What to produce:
Each entry below should be reproduced character for character.

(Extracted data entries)
★ ★ ★ ★ ★

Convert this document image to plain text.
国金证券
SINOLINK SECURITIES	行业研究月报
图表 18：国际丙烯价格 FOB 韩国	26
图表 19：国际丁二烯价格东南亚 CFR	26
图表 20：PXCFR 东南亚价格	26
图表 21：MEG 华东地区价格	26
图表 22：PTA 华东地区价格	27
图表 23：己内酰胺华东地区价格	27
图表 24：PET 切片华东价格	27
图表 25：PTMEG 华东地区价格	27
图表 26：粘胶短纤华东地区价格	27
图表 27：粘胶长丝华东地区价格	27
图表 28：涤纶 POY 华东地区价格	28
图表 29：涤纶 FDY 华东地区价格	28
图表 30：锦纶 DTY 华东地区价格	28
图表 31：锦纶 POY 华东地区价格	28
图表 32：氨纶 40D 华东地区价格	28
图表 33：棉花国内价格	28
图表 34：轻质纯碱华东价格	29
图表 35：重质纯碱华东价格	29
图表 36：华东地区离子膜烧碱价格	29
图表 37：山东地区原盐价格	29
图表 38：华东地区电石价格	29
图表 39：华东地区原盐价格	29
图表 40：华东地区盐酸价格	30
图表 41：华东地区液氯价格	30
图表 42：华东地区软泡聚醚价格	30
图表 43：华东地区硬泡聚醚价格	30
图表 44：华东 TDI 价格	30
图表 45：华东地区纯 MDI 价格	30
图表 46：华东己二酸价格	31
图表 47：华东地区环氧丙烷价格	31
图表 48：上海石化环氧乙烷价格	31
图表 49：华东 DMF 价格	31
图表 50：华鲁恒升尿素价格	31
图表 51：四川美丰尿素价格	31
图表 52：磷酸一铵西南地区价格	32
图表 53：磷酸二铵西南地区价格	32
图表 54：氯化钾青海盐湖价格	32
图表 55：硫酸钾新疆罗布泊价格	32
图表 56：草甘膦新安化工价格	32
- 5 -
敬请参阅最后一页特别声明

★ ★ ★ ★ ★

Written solution:
Convert this document image to plain text.
国金证券
SINOLINK SECURITIES	行业研究月报
图表 18：国际丙烯价格 FOB 韩国	26
图表 19：国际丁二烯价格东南亚 CFR	26
图表 20：PXCFR 东南亚价格	26
图表 21：MEG 华东地区价格	26
图表 22：PTA 华东地区价格	27
图表 23：己内酰胺华东地区价格	27
图表 24：PET 切片华东价格	27
图表 25：PTMEG 华东地区价格	27
图表 26：粘胶短纤华东地区价格	27
图表 27：粘胶长丝华东地区价格	27
图表 28：涤纶 POY 华东地区价格	28
图表 29：涤纶 FDY 华东地区价格	28
图表 30：锦纶 DTY 华东地区价格	28
图表 31：锦纶 POY 华东地区价格	28
图表 32：氨纶 40D 华东地区价格	28
图表 33：棉花国内价格	28
图表 34：轻质纯碱华东价格	29
图表 35：重质纯碱华东价格	29
图表 36：华东地区离子膜烧碱价格	29
图表 37：山东地区原盐价格	29
图表 38：华东地区电石价格	29
图表 39：华东地区原盐价格	29
图表 40：华东地区盐酸价格	30
图表 41：华东地区液氯价格	30
图表 42：华东地区软泡聚醚价格	30
图表 43：华东地区硬泡聚醚价格	30
图表 44：华东 TDI 价格	30
图表 45：华东地区纯 MDI 价格	30
图表 46：华东己二酸价格	31
图表 47：华东地区环氧丙烷价格	31
图表 48：上海石化环氧乙烷价格	31
图表 49：华东 DMF 价格	31
图表 50：华鲁恒升尿素价格	31
图表 51：四川美丰尿素价格	31
图表 52：磷酸一铵西南地区价格	32
图表 53：磷酸二铵西南地区价格	32
图表 54：氯化钾青海盐湖价格	32
图表 55：硫酸钾新疆罗布泊价格	32
图表 56：草甘膦新安化工价格	32
- 5 -
敬请参阅最后一页特别声明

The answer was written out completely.